### Data provided
________________

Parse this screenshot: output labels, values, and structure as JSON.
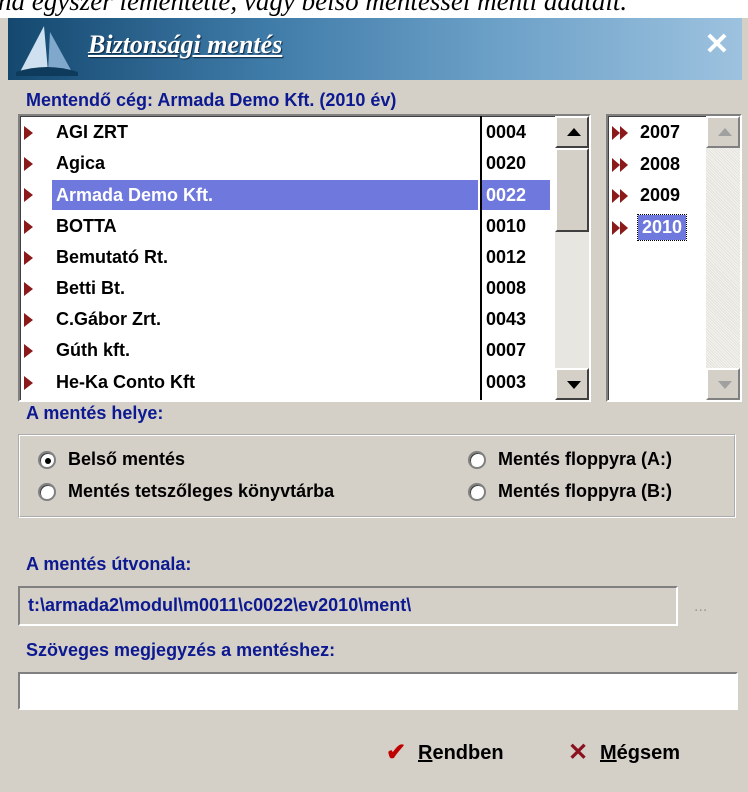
{
  "background_text": "ha egyszer lementette, vagy belső mentéssel menti adatait.",
  "window": {
    "title": "Biztonsági mentés",
    "close_icon": "close-icon"
  },
  "company_section": {
    "label": "Mentendő cég: Armada Demo Kft. (2010 év)"
  },
  "companies": [
    {
      "name": "AGI ZRT",
      "code": "0004"
    },
    {
      "name": "Agica",
      "code": "0020"
    },
    {
      "name": "Armada Demo Kft.",
      "code": "0022"
    },
    {
      "name": "BOTTA",
      "code": "0010"
    },
    {
      "name": "Bemutató Rt.",
      "code": "0012"
    },
    {
      "name": "Betti Bt.",
      "code": "0008"
    },
    {
      "name": "C.Gábor Zrt.",
      "code": "0043"
    },
    {
      "name": "Gúth kft.",
      "code": "0007"
    },
    {
      "name": "He-Ka Conto Kft",
      "code": "0003"
    }
  ],
  "selected_company_index": 2,
  "years": [
    "2007",
    "2008",
    "2009",
    "2010"
  ],
  "selected_year_index": 3,
  "location": {
    "label": "A mentés helye:",
    "options": [
      {
        "label": "Belső mentés",
        "checked": true
      },
      {
        "label": "Mentés tetszőleges könyvtárba",
        "checked": false
      },
      {
        "label": "Mentés floppyra (A:)",
        "checked": false
      },
      {
        "label": "Mentés floppyra (B:)",
        "checked": false
      }
    ]
  },
  "path": {
    "label": "A mentés útvonala:",
    "value": "t:\\armada2\\modul\\m0011\\c0022\\ev2010\\ment\\",
    "browse": "..."
  },
  "note": {
    "label": "Szöveges megjegyzés a mentéshez:",
    "value": ""
  },
  "buttons": {
    "ok_underlined": "R",
    "ok_rest": "endben",
    "cancel_underlined": "M",
    "cancel_rest": "égsem"
  },
  "colors": {
    "title_text": "#ffffff",
    "label_blue": "#0c1990",
    "selection": "#6f79dd",
    "triangle_marker": "#8b1a1a",
    "ok_icon": "#c00000",
    "cancel_icon": "#8b1020"
  }
}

________________

### Exercise brief
Extract all lines of the records above that include "floppyra".

### Problem solution
        "label": "Mentés floppyra (A:)",
        "label": "Mentés floppyra (B:)",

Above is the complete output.